How many lines in the listing below include the word "JSON"? Reply with the count alone.

START

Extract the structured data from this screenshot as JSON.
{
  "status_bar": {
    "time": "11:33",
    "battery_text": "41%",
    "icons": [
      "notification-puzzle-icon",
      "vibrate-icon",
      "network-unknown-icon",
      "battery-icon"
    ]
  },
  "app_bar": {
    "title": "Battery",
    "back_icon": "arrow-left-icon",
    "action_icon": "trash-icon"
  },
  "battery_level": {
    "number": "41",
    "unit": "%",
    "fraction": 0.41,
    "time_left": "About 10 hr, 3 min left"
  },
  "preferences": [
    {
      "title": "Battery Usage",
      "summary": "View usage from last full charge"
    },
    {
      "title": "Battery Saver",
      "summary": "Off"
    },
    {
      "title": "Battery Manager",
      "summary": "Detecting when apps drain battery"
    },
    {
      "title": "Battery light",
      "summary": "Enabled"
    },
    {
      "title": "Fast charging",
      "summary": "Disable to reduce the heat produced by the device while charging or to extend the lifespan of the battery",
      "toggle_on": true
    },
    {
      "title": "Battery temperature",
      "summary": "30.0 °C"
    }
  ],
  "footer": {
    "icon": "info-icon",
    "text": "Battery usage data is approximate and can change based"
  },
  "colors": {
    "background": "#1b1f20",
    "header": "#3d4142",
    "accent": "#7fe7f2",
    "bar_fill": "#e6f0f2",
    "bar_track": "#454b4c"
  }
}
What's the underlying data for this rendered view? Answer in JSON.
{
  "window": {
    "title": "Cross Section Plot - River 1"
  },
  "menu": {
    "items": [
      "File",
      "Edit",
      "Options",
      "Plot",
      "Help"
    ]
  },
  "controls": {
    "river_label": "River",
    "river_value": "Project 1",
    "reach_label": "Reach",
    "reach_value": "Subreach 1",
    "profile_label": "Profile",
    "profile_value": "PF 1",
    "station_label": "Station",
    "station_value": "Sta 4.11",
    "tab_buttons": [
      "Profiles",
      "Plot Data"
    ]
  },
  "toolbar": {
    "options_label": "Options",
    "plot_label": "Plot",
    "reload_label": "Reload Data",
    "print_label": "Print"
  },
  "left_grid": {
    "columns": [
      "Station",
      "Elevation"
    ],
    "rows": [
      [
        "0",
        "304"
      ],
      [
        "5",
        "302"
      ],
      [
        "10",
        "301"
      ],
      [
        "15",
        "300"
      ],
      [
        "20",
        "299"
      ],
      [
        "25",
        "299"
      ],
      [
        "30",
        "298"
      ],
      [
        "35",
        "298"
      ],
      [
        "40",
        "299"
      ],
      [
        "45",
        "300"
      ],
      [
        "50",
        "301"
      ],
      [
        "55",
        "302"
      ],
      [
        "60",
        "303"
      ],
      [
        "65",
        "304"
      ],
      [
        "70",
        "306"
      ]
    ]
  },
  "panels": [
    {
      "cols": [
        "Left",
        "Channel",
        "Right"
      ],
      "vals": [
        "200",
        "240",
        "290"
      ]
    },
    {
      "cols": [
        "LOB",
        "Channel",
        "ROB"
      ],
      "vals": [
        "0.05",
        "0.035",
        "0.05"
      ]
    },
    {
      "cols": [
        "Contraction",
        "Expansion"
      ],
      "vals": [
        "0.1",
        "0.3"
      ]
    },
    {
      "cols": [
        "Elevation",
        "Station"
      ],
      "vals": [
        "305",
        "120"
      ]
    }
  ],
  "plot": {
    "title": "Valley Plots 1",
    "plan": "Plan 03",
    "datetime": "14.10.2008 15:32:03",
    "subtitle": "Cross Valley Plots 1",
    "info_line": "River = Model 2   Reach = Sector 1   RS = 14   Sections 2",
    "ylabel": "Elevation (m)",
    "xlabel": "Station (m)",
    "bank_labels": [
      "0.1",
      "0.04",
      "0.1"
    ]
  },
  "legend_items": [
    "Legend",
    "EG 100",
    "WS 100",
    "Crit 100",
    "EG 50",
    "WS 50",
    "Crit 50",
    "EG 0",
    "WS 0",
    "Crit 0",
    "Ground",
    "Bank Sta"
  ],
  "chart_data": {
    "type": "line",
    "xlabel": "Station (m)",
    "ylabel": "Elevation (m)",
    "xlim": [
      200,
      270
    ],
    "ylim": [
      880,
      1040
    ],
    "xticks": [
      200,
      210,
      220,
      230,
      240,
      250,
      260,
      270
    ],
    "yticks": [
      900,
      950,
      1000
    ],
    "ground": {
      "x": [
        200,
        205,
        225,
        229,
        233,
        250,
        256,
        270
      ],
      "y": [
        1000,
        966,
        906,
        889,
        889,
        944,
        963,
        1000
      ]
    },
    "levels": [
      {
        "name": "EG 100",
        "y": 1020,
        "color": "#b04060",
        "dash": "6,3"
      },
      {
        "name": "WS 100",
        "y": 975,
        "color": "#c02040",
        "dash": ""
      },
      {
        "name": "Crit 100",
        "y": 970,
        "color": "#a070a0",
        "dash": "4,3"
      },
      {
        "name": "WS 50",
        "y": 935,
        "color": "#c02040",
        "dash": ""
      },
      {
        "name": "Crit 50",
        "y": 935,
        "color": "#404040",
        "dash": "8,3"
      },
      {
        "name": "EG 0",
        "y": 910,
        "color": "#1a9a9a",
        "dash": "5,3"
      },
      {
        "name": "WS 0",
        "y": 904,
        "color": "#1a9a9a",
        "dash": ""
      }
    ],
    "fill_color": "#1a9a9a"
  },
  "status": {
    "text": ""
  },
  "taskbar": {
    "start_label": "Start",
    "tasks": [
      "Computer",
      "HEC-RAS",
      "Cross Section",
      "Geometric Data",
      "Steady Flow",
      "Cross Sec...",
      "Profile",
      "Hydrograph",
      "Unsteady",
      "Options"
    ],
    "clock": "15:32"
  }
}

END

• _ANSWER FOR THIS EXERCISE_:
2